[Begin Source records]

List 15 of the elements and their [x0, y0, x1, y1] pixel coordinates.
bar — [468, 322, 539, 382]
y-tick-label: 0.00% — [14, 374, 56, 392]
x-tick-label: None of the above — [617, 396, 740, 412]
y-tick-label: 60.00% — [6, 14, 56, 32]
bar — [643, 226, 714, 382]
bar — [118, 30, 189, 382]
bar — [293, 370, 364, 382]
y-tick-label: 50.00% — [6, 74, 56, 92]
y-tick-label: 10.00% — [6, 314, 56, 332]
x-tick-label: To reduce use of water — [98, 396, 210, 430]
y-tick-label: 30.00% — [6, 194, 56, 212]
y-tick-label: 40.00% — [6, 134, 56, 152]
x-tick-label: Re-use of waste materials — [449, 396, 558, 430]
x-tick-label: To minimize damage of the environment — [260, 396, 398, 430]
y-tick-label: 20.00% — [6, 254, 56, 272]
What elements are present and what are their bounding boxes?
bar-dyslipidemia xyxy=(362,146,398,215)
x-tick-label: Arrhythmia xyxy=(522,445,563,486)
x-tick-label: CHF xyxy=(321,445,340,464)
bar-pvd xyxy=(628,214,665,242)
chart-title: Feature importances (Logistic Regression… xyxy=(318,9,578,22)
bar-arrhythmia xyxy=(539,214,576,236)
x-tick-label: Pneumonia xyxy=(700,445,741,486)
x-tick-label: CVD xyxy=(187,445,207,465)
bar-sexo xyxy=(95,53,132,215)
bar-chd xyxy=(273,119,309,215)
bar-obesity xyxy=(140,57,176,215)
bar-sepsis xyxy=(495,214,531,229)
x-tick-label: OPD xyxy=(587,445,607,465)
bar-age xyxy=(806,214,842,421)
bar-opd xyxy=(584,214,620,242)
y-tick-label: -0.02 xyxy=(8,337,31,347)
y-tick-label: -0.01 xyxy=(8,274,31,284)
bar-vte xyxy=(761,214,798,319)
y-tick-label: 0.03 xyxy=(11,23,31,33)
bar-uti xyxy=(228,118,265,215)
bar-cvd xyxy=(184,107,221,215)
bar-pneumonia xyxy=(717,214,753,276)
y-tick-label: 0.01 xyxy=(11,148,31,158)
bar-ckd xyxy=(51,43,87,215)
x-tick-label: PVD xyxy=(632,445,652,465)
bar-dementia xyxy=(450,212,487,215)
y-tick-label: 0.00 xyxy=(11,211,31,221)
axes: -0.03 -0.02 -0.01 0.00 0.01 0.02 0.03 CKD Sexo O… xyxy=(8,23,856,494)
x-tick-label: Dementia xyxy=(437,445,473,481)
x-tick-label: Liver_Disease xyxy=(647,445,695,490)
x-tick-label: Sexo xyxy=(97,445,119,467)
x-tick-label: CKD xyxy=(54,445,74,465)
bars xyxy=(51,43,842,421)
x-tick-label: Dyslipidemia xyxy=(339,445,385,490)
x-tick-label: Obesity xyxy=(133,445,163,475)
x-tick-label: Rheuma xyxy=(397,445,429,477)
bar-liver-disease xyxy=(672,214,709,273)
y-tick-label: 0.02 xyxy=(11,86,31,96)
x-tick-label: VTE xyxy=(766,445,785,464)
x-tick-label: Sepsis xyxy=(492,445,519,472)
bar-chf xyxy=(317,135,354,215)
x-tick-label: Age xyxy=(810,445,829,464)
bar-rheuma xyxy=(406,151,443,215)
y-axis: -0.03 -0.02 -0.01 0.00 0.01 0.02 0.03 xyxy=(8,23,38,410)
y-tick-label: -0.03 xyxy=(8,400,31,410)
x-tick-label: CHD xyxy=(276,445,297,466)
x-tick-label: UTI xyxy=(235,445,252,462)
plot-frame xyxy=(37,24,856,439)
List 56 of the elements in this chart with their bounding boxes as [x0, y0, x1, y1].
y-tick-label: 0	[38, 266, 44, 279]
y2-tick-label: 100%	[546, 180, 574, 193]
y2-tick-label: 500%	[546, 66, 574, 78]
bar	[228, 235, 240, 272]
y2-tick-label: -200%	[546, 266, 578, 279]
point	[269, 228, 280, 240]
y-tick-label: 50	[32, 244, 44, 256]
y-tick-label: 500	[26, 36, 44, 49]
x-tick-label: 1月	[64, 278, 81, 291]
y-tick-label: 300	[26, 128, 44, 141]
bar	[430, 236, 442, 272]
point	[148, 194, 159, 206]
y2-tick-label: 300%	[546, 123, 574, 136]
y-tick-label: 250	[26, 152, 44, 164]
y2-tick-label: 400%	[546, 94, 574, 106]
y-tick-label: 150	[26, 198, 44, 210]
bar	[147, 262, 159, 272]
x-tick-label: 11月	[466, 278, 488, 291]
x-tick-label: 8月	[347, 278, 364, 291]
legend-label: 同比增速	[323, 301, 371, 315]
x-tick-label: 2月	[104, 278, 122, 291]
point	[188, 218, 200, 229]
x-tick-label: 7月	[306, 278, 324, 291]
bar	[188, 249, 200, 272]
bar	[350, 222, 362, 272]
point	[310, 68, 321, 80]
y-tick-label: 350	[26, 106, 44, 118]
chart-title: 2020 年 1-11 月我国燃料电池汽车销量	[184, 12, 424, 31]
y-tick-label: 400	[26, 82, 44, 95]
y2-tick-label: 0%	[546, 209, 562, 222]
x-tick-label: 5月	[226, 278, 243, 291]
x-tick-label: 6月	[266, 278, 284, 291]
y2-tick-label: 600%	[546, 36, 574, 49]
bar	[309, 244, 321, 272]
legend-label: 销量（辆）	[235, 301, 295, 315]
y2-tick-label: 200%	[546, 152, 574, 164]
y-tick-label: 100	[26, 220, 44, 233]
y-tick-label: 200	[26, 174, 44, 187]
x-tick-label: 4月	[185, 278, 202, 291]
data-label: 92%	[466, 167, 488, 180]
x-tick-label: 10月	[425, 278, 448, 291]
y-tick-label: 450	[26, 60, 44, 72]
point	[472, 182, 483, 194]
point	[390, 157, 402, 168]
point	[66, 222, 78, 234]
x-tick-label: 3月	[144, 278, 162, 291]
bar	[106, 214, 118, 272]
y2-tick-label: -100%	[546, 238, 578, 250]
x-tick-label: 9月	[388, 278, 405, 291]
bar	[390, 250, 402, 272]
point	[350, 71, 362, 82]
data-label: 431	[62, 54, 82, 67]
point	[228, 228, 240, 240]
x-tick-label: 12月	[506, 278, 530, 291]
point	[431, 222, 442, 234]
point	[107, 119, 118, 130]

[End Source records]

Exercise directions:
Copy every line above character for character, changing nothing.

Finished answer:
List 15 of the elements and their [x0, y0, x1, y1] pixel coordinates.
bar — [468, 322, 539, 382]
y-tick-label: 0.00% — [14, 374, 56, 392]
x-tick-label: None of the above — [617, 396, 740, 412]
y-tick-label: 60.00% — [6, 14, 56, 32]
bar — [643, 226, 714, 382]
bar — [118, 30, 189, 382]
bar — [293, 370, 364, 382]
y-tick-label: 50.00% — [6, 74, 56, 92]
y-tick-label: 10.00% — [6, 314, 56, 332]
x-tick-label: To reduce use of water — [98, 396, 210, 430]
y-tick-label: 30.00% — [6, 194, 56, 212]
y-tick-label: 40.00% — [6, 134, 56, 152]
x-tick-label: Re-use of waste materials — [449, 396, 558, 430]
x-tick-label: To minimize damage of the environment — [260, 396, 398, 430]
y-tick-label: 20.00% — [6, 254, 56, 272]
What elements are present and what are their bounding boxes?
bar-dyslipidemia xyxy=(362,146,398,215)
x-tick-label: Arrhythmia xyxy=(522,445,563,486)
x-tick-label: CHF xyxy=(321,445,340,464)
bar-pvd xyxy=(628,214,665,242)
chart-title: Feature importances (Logistic Regression… xyxy=(318,9,578,22)
bar-arrhythmia xyxy=(539,214,576,236)
x-tick-label: Pneumonia xyxy=(700,445,741,486)
x-tick-label: CVD xyxy=(187,445,207,465)
bar-sexo xyxy=(95,53,132,215)
bar-chd xyxy=(273,119,309,215)
bar-obesity xyxy=(140,57,176,215)
bar-sepsis xyxy=(495,214,531,229)
x-tick-label: OPD xyxy=(587,445,607,465)
bar-age xyxy=(806,214,842,421)
bar-opd xyxy=(584,214,620,242)
y-tick-label: -0.02 xyxy=(8,337,31,347)
y-tick-label: -0.01 xyxy=(8,274,31,284)
bar-vte xyxy=(761,214,798,319)
y-tick-label: 0.03 xyxy=(11,23,31,33)
bar-uti xyxy=(228,118,265,215)
bar-cvd xyxy=(184,107,221,215)
bar-pneumonia xyxy=(717,214,753,276)
y-tick-label: 0.01 xyxy=(11,148,31,158)
bar-ckd xyxy=(51,43,87,215)
x-tick-label: PVD xyxy=(632,445,652,465)
bar-dementia xyxy=(450,212,487,215)
y-tick-label: 0.00 xyxy=(11,211,31,221)
axes: -0.03 -0.02 -0.01 0.00 0.01 0.02 0.03 CKD Sexo O… xyxy=(8,23,856,494)
x-tick-label: Dementia xyxy=(437,445,473,481)
x-tick-label: Liver_Disease xyxy=(647,445,695,490)
x-tick-label: Sexo xyxy=(97,445,119,467)
x-tick-label: CKD xyxy=(54,445,74,465)
bars xyxy=(51,43,842,421)
x-tick-label: Dyslipidemia xyxy=(339,445,385,490)
x-tick-label: Obesity xyxy=(133,445,163,475)
x-tick-label: Rheuma xyxy=(397,445,429,477)
bar-liver-disease xyxy=(672,214,709,273)
y-tick-label: 0.02 xyxy=(11,86,31,96)
x-tick-label: VTE xyxy=(766,445,785,464)
x-tick-label: Sepsis xyxy=(492,445,519,472)
bar-chf xyxy=(317,135,354,215)
x-tick-label: Age xyxy=(810,445,829,464)
bar-rheuma xyxy=(406,151,443,215)
y-axis: -0.03 -0.02 -0.01 0.00 0.01 0.02 0.03 xyxy=(8,23,38,410)
y-tick-label: -0.03 xyxy=(8,400,31,410)
x-tick-label: CHD xyxy=(276,445,297,466)
x-tick-label: UTI xyxy=(235,445,252,462)
plot-frame xyxy=(37,24,856,439)
List 56 of the elements in this chart with their bounding boxes as [x0, y0, x1, y1].
y-tick-label: 0	[38, 266, 44, 279]
y2-tick-label: 100%	[546, 180, 574, 193]
y2-tick-label: 500%	[546, 66, 574, 78]
bar	[228, 235, 240, 272]
y2-tick-label: -200%	[546, 266, 578, 279]
point	[269, 228, 280, 240]
y-tick-label: 50	[32, 244, 44, 256]
y-tick-label: 500	[26, 36, 44, 49]
x-tick-label: 1月	[64, 278, 81, 291]
y-tick-label: 300	[26, 128, 44, 141]
bar	[430, 236, 442, 272]
point	[148, 194, 159, 206]
y2-tick-label: 300%	[546, 123, 574, 136]
y-tick-label: 250	[26, 152, 44, 164]
y2-tick-label: 400%	[546, 94, 574, 106]
y-tick-label: 150	[26, 198, 44, 210]
bar	[147, 262, 159, 272]
x-tick-label: 11月	[466, 278, 488, 291]
x-tick-label: 8月	[347, 278, 364, 291]
legend-label: 同比增速	[323, 301, 371, 315]
x-tick-label: 2月	[104, 278, 122, 291]
point	[188, 218, 200, 229]
x-tick-label: 7月	[306, 278, 324, 291]
bar	[188, 249, 200, 272]
bar	[350, 222, 362, 272]
point	[310, 68, 321, 80]
y-tick-label: 350	[26, 106, 44, 118]
chart-title: 2020 年 1-11 月我国燃料电池汽车销量	[184, 12, 424, 31]
y-tick-label: 400	[26, 82, 44, 95]
y2-tick-label: 0%	[546, 209, 562, 222]
x-tick-label: 5月	[226, 278, 243, 291]
x-tick-label: 6月	[266, 278, 284, 291]
y2-tick-label: 600%	[546, 36, 574, 49]
bar	[309, 244, 321, 272]
legend-label: 销量（辆）	[235, 301, 295, 315]
y2-tick-label: 200%	[546, 152, 574, 164]
y-tick-label: 100	[26, 220, 44, 233]
y-tick-label: 200	[26, 174, 44, 187]
x-tick-label: 4月	[185, 278, 202, 291]
data-label: 92%	[466, 167, 488, 180]
x-tick-label: 10月	[425, 278, 448, 291]
y-tick-label: 450	[26, 60, 44, 72]
point	[472, 182, 483, 194]
point	[390, 157, 402, 168]
point	[66, 222, 78, 234]
x-tick-label: 3月	[144, 278, 162, 291]
bar	[106, 214, 118, 272]
y2-tick-label: -100%	[546, 238, 578, 250]
x-tick-label: 9月	[388, 278, 405, 291]
bar	[390, 250, 402, 272]
point	[350, 71, 362, 82]
data-label: 431	[62, 54, 82, 67]
point	[228, 228, 240, 240]
x-tick-label: 12月	[506, 278, 530, 291]
point	[431, 222, 442, 234]
point	[107, 119, 118, 130]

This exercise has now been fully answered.